> Data for this task:
--

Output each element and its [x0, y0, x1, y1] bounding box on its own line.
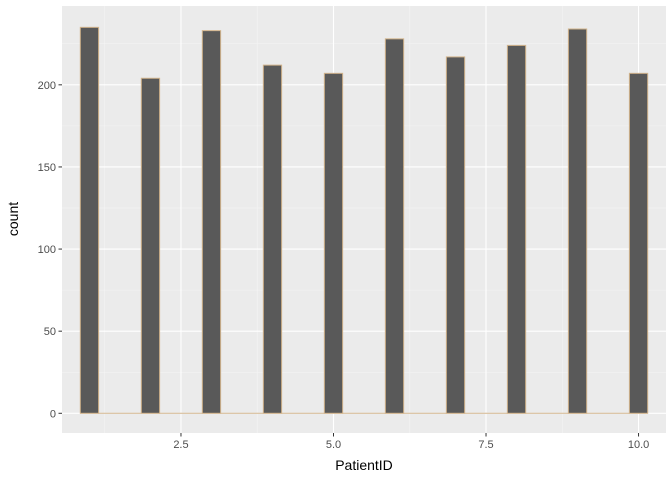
histogram-bar	[79, 26, 100, 414]
x-tick-label: 2.5	[173, 439, 188, 451]
plot-panel	[62, 6, 666, 433]
histogram-bar	[567, 28, 588, 414]
y-tick-label: 200	[38, 80, 56, 92]
y-tick-label: 0	[50, 408, 56, 420]
histogram-bar	[506, 44, 527, 414]
histogram-bar	[384, 38, 405, 414]
y-tick-label: 100	[38, 244, 56, 256]
histogram-bar	[140, 77, 161, 414]
x-tick-label: 7.5	[478, 439, 493, 451]
grid-minor-lines	[62, 6, 666, 433]
histogram-bar	[628, 72, 649, 414]
y-axis-ticks: 0 50 100 150 200	[38, 80, 62, 420]
histogram-bar	[445, 56, 466, 414]
histogram-bar	[323, 72, 344, 414]
x-tick-label: 5.0	[326, 439, 341, 451]
histogram-bar	[262, 64, 283, 414]
bars-group	[79, 26, 649, 414]
x-tick-label: 10.0	[628, 439, 649, 451]
histogram-bar	[201, 30, 222, 414]
y-tick-label: 50	[44, 326, 56, 338]
x-axis-ticks: 2.5 5.0 7.5 10.0	[173, 433, 649, 451]
x-axis-title: PatientID	[335, 457, 393, 473]
y-tick-label: 150	[38, 162, 56, 174]
y-axis-title: count	[5, 202, 21, 236]
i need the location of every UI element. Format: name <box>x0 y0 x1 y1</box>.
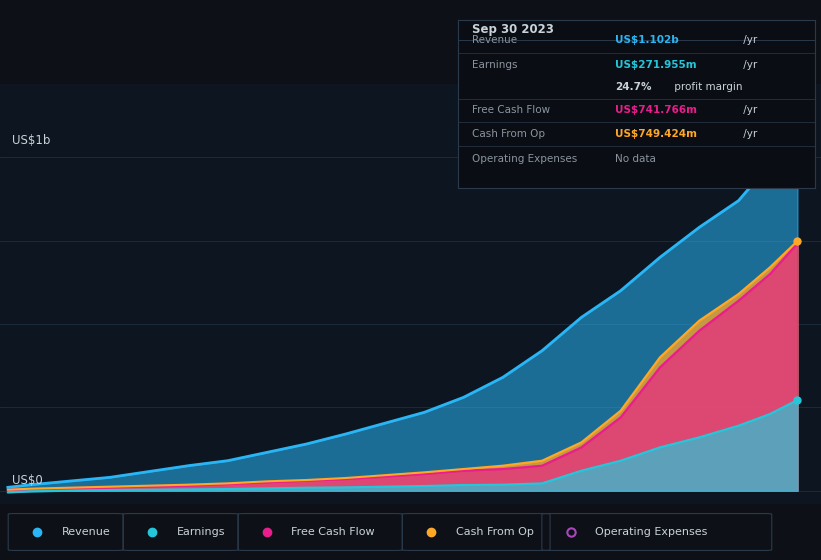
Text: US$749.424m: US$749.424m <box>615 129 697 139</box>
Text: US$741.766m: US$741.766m <box>615 105 697 115</box>
Text: Free Cash Flow: Free Cash Flow <box>291 527 375 537</box>
Text: No data: No data <box>615 154 656 164</box>
Text: US$0: US$0 <box>11 474 43 487</box>
Text: US$1b: US$1b <box>11 134 50 147</box>
Text: /yr: /yr <box>741 35 758 45</box>
Text: profit margin: profit margin <box>671 82 742 92</box>
Text: US$271.955m: US$271.955m <box>615 60 697 70</box>
Text: /yr: /yr <box>741 105 758 115</box>
Text: Revenue: Revenue <box>62 527 110 537</box>
Text: /yr: /yr <box>741 129 758 139</box>
Text: Operating Expenses: Operating Expenses <box>595 527 708 537</box>
Text: Cash From Op: Cash From Op <box>456 527 534 537</box>
Text: Cash From Op: Cash From Op <box>472 129 545 139</box>
Text: Operating Expenses: Operating Expenses <box>472 154 578 164</box>
Text: /yr: /yr <box>741 60 758 70</box>
Text: Revenue: Revenue <box>472 35 517 45</box>
Text: Sep 30 2023: Sep 30 2023 <box>472 23 554 36</box>
Text: 24.7%: 24.7% <box>615 82 652 92</box>
Text: Earnings: Earnings <box>177 527 225 537</box>
Text: Earnings: Earnings <box>472 60 518 70</box>
Text: Free Cash Flow: Free Cash Flow <box>472 105 551 115</box>
Text: US$1.102b: US$1.102b <box>615 35 679 45</box>
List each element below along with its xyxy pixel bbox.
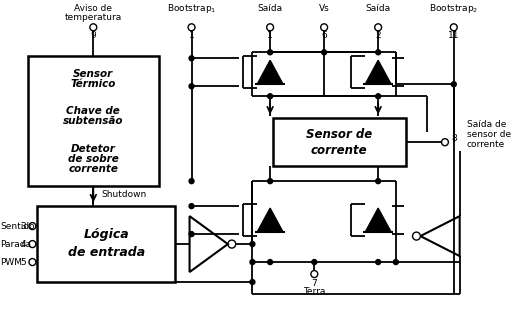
Text: PWM: PWM	[0, 258, 22, 267]
Text: 6: 6	[321, 31, 327, 40]
Text: Saída de: Saída de	[466, 120, 506, 129]
Circle shape	[312, 260, 317, 265]
Text: Terra: Terra	[303, 286, 326, 295]
Text: Bootstrap$_1$: Bootstrap$_1$	[167, 2, 216, 15]
Text: subtensão: subtensão	[63, 116, 124, 126]
Circle shape	[268, 94, 272, 99]
Text: 1: 1	[189, 31, 194, 40]
Text: corrente: corrente	[466, 140, 505, 149]
Circle shape	[189, 203, 194, 209]
Text: Sensor: Sensor	[73, 69, 113, 79]
Circle shape	[375, 260, 381, 265]
Polygon shape	[257, 60, 283, 84]
Text: Detetor: Detetor	[71, 144, 116, 154]
Text: 11: 11	[448, 31, 460, 40]
Text: Sentido: Sentido	[0, 222, 35, 231]
Circle shape	[268, 179, 272, 184]
Text: Saída: Saída	[257, 4, 283, 13]
Polygon shape	[257, 208, 283, 232]
Circle shape	[189, 179, 194, 184]
Text: corrente: corrente	[311, 144, 368, 157]
Circle shape	[250, 260, 255, 265]
Circle shape	[189, 56, 194, 61]
Text: Aviso de: Aviso de	[74, 4, 112, 13]
Text: Lógica: Lógica	[83, 227, 129, 241]
Circle shape	[189, 232, 194, 237]
Circle shape	[250, 280, 255, 284]
Text: Chave de: Chave de	[67, 106, 120, 116]
Circle shape	[322, 50, 327, 55]
Text: 9: 9	[90, 31, 96, 40]
Circle shape	[393, 260, 398, 265]
Text: Shutdown: Shutdown	[101, 190, 147, 199]
Text: Térmico: Térmico	[71, 79, 116, 89]
Text: 4: 4	[21, 239, 27, 249]
Text: Sensor de: Sensor de	[306, 128, 372, 141]
Bar	[37, 206, 175, 282]
Circle shape	[375, 179, 381, 184]
Bar	[273, 118, 406, 166]
Circle shape	[250, 242, 255, 247]
Text: sensor de: sensor de	[466, 130, 511, 139]
Text: de entrada: de entrada	[68, 246, 145, 259]
Circle shape	[189, 84, 194, 89]
Text: de sobre: de sobre	[68, 154, 119, 164]
Text: Bootstrap$_2$: Bootstrap$_2$	[429, 2, 478, 15]
Text: Vs: Vs	[319, 4, 330, 13]
Text: temperatura: temperatura	[64, 13, 122, 22]
Circle shape	[375, 50, 381, 55]
Text: corrente: corrente	[68, 164, 118, 174]
Text: 2: 2	[375, 31, 381, 40]
Circle shape	[451, 82, 456, 87]
Circle shape	[268, 50, 272, 55]
Text: Parada: Parada	[0, 239, 31, 249]
Polygon shape	[365, 208, 391, 232]
Text: Saída: Saída	[366, 4, 391, 13]
Text: 8: 8	[452, 134, 458, 143]
Polygon shape	[365, 60, 391, 84]
Text: 5: 5	[21, 258, 27, 267]
Text: 1: 1	[267, 31, 273, 40]
Circle shape	[375, 94, 381, 99]
Bar	[28, 56, 159, 186]
Circle shape	[268, 260, 272, 265]
Text: 7: 7	[311, 279, 317, 287]
Text: 3: 3	[21, 222, 27, 231]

--

Reproduce every line of the rows above as a numbered list, skipping blank lines and leaving out the pictures.

1. Output each element and its [x0, y0, x1, y1] bounding box on its own line.
2. histogram-bar	[79, 26, 100, 414]
3. x-tick-label: 2.5	[173, 439, 188, 451]
4. plot-panel	[62, 6, 666, 433]
5. histogram-bar	[567, 28, 588, 414]
6. y-tick-label: 200	[38, 80, 56, 92]
7. y-tick-label: 0	[50, 408, 56, 420]
8. histogram-bar	[506, 44, 527, 414]
9. histogram-bar	[384, 38, 405, 414]
10. y-tick-label: 100	[38, 244, 56, 256]
11. histogram-bar	[140, 77, 161, 414]
12. x-tick-label: 7.5	[478, 439, 493, 451]
13. grid-minor-lines	[62, 6, 666, 433]
14. histogram-bar	[628, 72, 649, 414]
15. y-axis-ticks: 0 50 100 150 200	[38, 80, 62, 420]
16. histogram-bar	[445, 56, 466, 414]
17. histogram-bar	[323, 72, 344, 414]
18. x-tick-label: 5.0	[326, 439, 341, 451]
19. histogram-bar	[262, 64, 283, 414]
20. bars-group	[79, 26, 649, 414]
21. x-tick-label: 10.0	[628, 439, 649, 451]
22. histogram-bar	[201, 30, 222, 414]
23. y-tick-label: 50	[44, 326, 56, 338]
24. x-axis-ticks: 2.5 5.0 7.5 10.0	[173, 433, 649, 451]
25. x-axis-title: PatientID	[335, 457, 393, 473]
26. y-tick-label: 150	[38, 162, 56, 174]
27. y-axis-title: count	[5, 202, 21, 236]
28. i need the location of every UI element. Format: name <box>x0 y0 x1 y1</box>.
29. Text: US$749.424m: US$749.424m <box>615 129 697 139</box>
30. Text: US$741.766m: US$741.766m <box>615 105 697 115</box>
31. Text: Free Cash Flow: Free Cash Flow <box>291 527 375 537</box>
32. Text: No data: No data <box>615 154 656 164</box>
33. Text: US$0: US$0 <box>11 474 43 487</box>
34. Text: US$1b: US$1b <box>11 134 50 147</box>
35. Text: /yr: /yr <box>741 35 758 45</box>
36. Text: profit margin: profit margin <box>671 82 742 92</box>
37. Text: US$271.955m: US$271.955m <box>615 60 697 70</box>
38. Text: /yr: /yr <box>741 105 758 115</box>
39. Text: Revenue: Revenue <box>62 527 110 537</box>
40. Text: /yr: /yr <box>741 129 758 139</box>
41. Text: Operating Expenses: Operating Expenses <box>595 527 708 537</box>
42. Text: Cash From Op: Cash From Op <box>456 527 534 537</box>
43. Text: Cash From Op: Cash From Op <box>472 129 545 139</box>
44. Text: Operating Expenses: Operating Expenses <box>472 154 578 164</box>
45. Text: /yr: /yr <box>741 60 758 70</box>
46. Text: Revenue: Revenue <box>472 35 517 45</box>
47. Text: Sep 30 2023: Sep 30 2023 <box>472 23 554 36</box>
48. Text: 24.7%: 24.7% <box>615 82 652 92</box>
49. Text: Earnings: Earnings <box>177 527 225 537</box>
50. Text: Earnings: Earnings <box>472 60 518 70</box>
51. Text: Free Cash Flow: Free Cash Flow <box>472 105 551 115</box>
52. Text: US$1.102b: US$1.102b <box>615 35 679 45</box>
53. List each element below along with its xyxy pixel bbox.
54. Text: PWM: PWM	[0, 258, 22, 267]
55. Text: 6: 6	[321, 31, 327, 40]
56. Text: Saída de: Saída de	[466, 120, 506, 129]
57. Circle shape	[312, 260, 317, 265]
58. Text: Terra: Terra	[303, 286, 326, 295]
59. Text: Bootstrap$_1$: Bootstrap$_1$	[167, 2, 216, 15]
60. Text: subtensão: subtensão	[63, 116, 124, 126]
61. Circle shape	[268, 94, 272, 99]
62. Text: 1: 1	[189, 31, 194, 40]
63. Text: corrente: corrente	[466, 140, 505, 149]
64. Circle shape	[189, 203, 194, 209]
65. Text: Sensor: Sensor	[73, 69, 113, 79]
66. Circle shape	[375, 260, 381, 265]
67. Polygon shape	[257, 60, 283, 84]
68. Text: Detetor: Detetor	[71, 144, 116, 154]
69. Text: 11: 11	[448, 31, 460, 40]
70. Text: Sentido: Sentido	[0, 222, 35, 231]
71. Circle shape	[268, 179, 272, 184]
72. Text: Saída: Saída	[257, 4, 283, 13]
73. Polygon shape	[257, 208, 283, 232]
74. Circle shape	[189, 179, 194, 184]
75. Text: corrente: corrente	[311, 144, 368, 157]
76. Circle shape	[250, 260, 255, 265]
77. Circle shape	[189, 56, 194, 61]
78. Text: Aviso de: Aviso de	[74, 4, 112, 13]
79. Text: Lógica: Lógica	[83, 227, 129, 241]
80. Circle shape	[189, 232, 194, 237]
81. Circle shape	[250, 280, 255, 284]
82. Text: Chave de: Chave de	[67, 106, 120, 116]
83. Circle shape	[322, 50, 327, 55]
84. Text: 9: 9	[90, 31, 96, 40]
85. Circle shape	[393, 260, 398, 265]
86. Text: Shutdown: Shutdown	[101, 190, 147, 199]
87. Text: Térmico: Térmico	[71, 79, 116, 89]
88. Text: 4: 4	[21, 239, 27, 249]
89. Text: Sensor de: Sensor de	[306, 128, 372, 141]
90. Bar	[37, 206, 175, 282]
91. Circle shape	[375, 179, 381, 184]
92. Bar	[273, 118, 406, 166]
93. Circle shape	[250, 242, 255, 247]
94. Text: sensor de: sensor de	[466, 130, 511, 139]
95. Text: de entrada: de entrada	[68, 246, 145, 259]
96. Circle shape	[189, 84, 194, 89]
97. Text: de sobre: de sobre	[68, 154, 119, 164]
98. Text: Bootstrap$_2$: Bootstrap$_2$	[429, 2, 478, 15]
99. Text: Vs: Vs	[319, 4, 330, 13]
100. Text: temperatura: temperatura	[64, 13, 122, 22]
101. Circle shape	[375, 50, 381, 55]
102. Text: corrente: corrente	[68, 164, 118, 174]
103. Text: 2: 2	[375, 31, 381, 40]
104. Circle shape	[451, 82, 456, 87]
105. Circle shape	[268, 50, 272, 55]
106. Text: Parada: Parada	[0, 239, 31, 249]
107. Polygon shape	[365, 208, 391, 232]
108. Text: Saída: Saída	[366, 4, 391, 13]
109. Text: 8: 8	[452, 134, 458, 143]
110. Polygon shape	[365, 60, 391, 84]
111. Text: 5: 5	[21, 258, 27, 267]
112. Text: 1: 1	[267, 31, 273, 40]
113. Circle shape	[375, 94, 381, 99]
114. Bar	[28, 56, 159, 186]
115. Circle shape	[268, 260, 272, 265]
116. Text: 7: 7	[311, 279, 317, 287]
117. Text: 3: 3	[21, 222, 27, 231]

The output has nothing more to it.